━━ Entries supplied

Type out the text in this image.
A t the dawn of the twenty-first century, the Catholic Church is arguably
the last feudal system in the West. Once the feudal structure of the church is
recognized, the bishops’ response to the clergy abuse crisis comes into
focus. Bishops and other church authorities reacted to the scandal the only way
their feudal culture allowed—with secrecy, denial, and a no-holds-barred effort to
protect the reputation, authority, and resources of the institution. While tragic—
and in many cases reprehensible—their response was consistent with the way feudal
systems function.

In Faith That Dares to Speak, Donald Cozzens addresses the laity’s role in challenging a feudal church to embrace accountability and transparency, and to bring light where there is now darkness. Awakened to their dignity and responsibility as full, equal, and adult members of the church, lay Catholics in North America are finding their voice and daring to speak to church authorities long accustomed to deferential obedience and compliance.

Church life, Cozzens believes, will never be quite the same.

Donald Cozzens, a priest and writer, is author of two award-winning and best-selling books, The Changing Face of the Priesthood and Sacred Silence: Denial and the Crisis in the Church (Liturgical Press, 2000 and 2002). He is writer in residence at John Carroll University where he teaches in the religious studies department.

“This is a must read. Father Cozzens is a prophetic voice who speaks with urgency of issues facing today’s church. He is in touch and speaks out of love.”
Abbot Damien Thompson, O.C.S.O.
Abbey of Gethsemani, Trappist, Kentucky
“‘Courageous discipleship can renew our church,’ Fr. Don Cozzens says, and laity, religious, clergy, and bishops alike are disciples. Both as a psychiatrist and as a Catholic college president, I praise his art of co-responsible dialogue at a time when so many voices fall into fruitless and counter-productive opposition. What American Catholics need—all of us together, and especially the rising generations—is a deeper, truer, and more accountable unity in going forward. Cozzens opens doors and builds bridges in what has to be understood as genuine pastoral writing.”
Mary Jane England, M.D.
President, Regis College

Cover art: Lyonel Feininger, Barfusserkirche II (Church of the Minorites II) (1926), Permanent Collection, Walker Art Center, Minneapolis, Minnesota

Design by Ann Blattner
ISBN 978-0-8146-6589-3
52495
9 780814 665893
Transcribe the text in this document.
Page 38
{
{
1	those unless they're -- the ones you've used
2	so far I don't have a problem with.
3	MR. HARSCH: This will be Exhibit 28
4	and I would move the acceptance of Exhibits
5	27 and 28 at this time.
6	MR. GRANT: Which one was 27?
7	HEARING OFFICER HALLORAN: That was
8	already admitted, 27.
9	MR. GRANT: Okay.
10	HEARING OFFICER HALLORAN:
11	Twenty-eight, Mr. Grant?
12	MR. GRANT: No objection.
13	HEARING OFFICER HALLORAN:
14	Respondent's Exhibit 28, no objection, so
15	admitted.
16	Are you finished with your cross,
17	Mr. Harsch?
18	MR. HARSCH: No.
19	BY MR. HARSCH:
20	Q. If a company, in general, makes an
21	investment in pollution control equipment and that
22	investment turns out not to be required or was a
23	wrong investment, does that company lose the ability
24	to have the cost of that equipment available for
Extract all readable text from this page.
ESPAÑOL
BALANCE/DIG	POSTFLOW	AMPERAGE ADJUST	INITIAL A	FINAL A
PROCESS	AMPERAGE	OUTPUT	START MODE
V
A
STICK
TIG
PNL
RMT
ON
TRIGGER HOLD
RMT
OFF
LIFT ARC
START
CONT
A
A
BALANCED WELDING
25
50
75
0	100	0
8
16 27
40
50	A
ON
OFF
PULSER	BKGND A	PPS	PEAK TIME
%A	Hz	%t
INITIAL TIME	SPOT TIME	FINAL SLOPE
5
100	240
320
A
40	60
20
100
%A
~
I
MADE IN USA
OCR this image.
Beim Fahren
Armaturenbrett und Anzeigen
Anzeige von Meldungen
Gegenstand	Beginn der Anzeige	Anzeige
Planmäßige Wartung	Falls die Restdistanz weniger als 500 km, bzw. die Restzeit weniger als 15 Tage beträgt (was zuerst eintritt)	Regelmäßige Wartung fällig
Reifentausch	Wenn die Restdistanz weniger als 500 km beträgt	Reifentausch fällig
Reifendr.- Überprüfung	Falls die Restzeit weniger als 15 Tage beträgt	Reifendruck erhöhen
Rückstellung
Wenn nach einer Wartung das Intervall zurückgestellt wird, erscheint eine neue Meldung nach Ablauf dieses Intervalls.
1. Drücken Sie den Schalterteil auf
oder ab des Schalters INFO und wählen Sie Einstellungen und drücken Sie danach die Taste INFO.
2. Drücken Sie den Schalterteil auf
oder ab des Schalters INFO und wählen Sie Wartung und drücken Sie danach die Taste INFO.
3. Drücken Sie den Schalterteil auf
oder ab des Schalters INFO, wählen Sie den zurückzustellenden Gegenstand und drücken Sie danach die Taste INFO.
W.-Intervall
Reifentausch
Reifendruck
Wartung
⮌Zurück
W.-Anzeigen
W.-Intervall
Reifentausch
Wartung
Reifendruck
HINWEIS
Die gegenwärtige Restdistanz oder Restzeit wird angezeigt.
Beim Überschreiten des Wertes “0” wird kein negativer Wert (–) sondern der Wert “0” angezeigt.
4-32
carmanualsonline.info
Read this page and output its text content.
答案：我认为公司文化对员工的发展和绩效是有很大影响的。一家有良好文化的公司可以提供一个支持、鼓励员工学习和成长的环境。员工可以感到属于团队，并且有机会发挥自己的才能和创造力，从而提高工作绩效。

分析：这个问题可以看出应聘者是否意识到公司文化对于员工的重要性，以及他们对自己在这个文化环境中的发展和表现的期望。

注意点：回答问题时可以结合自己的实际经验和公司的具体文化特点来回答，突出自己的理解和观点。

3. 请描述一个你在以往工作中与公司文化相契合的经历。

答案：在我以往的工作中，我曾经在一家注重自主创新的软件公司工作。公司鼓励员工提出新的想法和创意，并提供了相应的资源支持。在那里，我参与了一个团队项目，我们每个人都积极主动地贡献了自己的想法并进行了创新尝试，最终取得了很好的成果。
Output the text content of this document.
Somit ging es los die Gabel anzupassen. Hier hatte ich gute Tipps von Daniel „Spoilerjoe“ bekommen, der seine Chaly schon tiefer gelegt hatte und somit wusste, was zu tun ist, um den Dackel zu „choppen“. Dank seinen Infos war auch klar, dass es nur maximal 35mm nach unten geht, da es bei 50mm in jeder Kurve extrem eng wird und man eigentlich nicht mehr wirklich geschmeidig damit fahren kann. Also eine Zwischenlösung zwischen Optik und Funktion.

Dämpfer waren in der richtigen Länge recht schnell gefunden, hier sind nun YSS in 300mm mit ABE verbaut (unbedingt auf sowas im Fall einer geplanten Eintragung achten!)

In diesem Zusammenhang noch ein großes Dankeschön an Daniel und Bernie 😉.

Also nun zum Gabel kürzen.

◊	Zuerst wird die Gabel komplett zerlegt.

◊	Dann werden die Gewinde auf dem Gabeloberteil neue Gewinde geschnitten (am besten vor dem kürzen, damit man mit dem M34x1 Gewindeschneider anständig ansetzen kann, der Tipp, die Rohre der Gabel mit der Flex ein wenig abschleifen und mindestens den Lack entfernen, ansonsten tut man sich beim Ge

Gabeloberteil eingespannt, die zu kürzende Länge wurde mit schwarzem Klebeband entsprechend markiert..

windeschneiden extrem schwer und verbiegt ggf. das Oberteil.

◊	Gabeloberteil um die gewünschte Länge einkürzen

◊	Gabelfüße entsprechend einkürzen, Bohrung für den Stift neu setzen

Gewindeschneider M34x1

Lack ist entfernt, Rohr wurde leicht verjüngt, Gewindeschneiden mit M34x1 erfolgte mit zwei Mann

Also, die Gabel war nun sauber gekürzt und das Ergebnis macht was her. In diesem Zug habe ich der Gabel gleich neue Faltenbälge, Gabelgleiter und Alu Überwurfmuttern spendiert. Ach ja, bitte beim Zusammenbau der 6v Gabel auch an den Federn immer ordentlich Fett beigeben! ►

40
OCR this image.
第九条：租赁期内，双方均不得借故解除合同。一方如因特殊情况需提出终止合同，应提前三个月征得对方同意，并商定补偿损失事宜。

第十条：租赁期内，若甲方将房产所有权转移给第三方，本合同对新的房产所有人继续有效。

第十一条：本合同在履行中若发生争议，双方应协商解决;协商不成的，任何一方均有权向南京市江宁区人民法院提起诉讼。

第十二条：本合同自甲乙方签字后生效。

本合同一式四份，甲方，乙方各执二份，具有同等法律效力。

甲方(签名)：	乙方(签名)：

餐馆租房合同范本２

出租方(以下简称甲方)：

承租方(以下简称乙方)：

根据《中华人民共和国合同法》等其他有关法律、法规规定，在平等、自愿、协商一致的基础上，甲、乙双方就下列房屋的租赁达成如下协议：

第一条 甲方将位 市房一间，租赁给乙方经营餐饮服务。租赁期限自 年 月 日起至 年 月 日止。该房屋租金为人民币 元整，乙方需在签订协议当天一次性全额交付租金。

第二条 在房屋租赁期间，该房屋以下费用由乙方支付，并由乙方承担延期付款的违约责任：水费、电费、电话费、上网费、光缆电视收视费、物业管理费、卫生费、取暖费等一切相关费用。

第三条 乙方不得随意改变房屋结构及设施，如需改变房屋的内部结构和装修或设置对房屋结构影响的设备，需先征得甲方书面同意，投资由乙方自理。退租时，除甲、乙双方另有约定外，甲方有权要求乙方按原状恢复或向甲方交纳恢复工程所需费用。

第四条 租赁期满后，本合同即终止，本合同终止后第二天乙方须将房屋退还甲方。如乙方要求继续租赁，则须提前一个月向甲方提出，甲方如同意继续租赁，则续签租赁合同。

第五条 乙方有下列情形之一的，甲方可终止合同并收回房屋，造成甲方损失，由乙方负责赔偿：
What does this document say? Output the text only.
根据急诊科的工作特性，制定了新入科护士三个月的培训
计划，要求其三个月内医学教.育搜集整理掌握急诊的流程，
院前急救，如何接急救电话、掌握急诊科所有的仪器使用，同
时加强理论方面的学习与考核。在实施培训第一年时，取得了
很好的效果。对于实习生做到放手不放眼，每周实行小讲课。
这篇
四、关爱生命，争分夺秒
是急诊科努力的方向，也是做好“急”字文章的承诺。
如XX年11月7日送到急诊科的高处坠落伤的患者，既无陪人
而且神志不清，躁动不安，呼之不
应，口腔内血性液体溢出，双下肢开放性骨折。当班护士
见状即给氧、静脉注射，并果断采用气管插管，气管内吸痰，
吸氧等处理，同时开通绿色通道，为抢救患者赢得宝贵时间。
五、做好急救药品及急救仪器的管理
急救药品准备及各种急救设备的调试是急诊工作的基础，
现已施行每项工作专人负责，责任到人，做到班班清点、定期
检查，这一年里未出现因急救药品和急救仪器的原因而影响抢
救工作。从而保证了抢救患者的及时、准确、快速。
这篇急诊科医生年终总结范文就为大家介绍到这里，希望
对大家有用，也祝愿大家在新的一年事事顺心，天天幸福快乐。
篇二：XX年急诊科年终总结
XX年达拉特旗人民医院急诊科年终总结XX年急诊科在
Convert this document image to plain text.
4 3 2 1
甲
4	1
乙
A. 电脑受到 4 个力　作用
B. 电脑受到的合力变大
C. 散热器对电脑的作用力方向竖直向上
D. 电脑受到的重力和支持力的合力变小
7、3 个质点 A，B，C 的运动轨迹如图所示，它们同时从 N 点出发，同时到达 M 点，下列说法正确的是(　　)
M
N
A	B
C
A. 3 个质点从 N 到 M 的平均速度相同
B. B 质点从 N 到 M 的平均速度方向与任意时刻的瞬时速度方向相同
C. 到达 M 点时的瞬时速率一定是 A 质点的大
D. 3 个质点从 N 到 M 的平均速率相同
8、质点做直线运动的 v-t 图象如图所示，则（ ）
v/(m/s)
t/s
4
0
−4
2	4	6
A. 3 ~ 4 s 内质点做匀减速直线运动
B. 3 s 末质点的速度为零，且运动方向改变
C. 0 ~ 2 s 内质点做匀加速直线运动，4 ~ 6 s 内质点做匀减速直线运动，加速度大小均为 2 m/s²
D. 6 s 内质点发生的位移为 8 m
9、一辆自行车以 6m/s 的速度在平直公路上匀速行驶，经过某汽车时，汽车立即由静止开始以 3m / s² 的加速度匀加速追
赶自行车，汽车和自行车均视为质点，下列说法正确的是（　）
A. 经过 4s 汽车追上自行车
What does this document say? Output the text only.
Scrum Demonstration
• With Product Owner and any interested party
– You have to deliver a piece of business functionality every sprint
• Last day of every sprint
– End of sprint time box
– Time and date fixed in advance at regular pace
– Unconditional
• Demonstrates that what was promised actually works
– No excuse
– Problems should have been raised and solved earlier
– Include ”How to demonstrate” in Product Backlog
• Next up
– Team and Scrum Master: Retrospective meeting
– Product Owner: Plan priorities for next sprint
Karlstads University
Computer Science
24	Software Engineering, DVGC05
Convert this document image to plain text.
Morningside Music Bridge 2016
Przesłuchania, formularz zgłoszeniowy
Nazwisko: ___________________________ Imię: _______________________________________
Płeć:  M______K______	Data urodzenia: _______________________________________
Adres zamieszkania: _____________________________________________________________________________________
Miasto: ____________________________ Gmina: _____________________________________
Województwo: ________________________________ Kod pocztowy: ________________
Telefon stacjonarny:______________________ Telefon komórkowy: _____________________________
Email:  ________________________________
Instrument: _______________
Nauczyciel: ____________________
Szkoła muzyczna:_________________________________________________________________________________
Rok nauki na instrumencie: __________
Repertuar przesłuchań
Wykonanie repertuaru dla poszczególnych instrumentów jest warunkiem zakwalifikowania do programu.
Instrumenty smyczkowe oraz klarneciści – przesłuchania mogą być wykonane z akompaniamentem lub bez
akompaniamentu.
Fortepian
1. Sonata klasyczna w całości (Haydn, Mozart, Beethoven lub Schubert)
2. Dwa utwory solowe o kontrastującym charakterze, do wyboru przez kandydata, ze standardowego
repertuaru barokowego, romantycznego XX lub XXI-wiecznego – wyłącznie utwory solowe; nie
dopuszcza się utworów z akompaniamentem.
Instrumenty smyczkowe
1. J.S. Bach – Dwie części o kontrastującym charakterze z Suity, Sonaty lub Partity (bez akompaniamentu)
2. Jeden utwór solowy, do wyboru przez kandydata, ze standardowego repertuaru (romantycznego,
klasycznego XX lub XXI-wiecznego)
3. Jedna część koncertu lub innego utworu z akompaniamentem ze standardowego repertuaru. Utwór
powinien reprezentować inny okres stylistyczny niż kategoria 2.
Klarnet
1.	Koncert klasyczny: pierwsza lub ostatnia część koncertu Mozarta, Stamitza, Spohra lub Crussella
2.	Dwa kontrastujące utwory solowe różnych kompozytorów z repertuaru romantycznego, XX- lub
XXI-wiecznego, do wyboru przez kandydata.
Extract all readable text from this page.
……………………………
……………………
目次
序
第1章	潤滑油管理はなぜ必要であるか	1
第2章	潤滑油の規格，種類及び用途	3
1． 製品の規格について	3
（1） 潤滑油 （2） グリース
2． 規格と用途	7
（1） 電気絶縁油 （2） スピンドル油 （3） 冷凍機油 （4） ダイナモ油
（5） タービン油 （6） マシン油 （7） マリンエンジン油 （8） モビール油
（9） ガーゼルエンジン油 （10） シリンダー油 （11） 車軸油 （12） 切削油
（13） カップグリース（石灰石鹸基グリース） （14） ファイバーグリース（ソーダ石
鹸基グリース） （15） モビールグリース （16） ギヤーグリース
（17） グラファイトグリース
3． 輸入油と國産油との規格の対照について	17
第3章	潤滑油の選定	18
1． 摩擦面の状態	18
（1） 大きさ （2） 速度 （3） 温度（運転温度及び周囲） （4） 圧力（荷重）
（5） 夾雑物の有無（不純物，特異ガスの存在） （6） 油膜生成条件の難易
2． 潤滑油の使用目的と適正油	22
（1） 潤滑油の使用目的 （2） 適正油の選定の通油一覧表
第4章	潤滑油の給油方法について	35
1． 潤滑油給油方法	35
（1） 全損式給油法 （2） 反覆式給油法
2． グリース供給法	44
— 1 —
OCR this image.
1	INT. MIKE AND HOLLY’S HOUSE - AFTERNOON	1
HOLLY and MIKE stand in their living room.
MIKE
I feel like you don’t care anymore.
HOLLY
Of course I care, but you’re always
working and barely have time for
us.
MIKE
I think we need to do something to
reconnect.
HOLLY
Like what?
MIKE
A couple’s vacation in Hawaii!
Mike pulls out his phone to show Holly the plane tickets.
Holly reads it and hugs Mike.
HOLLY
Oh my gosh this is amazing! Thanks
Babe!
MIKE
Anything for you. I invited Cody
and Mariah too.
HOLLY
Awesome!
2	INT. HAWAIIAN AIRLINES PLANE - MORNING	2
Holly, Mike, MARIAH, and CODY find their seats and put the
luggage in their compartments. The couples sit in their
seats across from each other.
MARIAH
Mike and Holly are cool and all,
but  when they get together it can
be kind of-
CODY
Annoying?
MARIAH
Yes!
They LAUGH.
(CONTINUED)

━━━━

■ Short exercise: Using the material above, copy every line in which the string "einer" occurs.

■ Result of this task:
Wenn nach einer Wartung das Intervall zurückgestellt wird, erscheint eine neue Meldung nach Ablauf dieses Intervalls.
Dämpfer waren in der richtigen Länge recht schnell gefunden, hier sind nun YSS in 300mm mit ABE verbaut (unbedingt auf sowas im Fall einer geplanten Eintragung achten!)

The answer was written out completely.